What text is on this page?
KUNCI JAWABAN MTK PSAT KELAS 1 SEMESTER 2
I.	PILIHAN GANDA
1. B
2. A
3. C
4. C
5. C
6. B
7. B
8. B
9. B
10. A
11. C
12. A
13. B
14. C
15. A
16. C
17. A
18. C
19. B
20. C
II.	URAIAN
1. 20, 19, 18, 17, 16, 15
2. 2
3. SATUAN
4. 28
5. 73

■ **WRITTEN REQUEST**: Return every entry verbatim.

■ **TASK SOLUTION**:
What text is on this page?
KUNCI JAWABAN MTK PSAT KELAS 1 SEMESTER 2
I.	PILIHAN GANDA
1. B
2. A
3. C
4. C
5. C
6. B
7. B
8. B
9. B
10. A
11. C
12. A
13. B
14. C
15. A
16. C
17. A
18. C
19. B
20. C
II.	URAIAN
1. 20, 19, 18, 17, 16, 15
2. 2
3. SATUAN
4. 28
5. 73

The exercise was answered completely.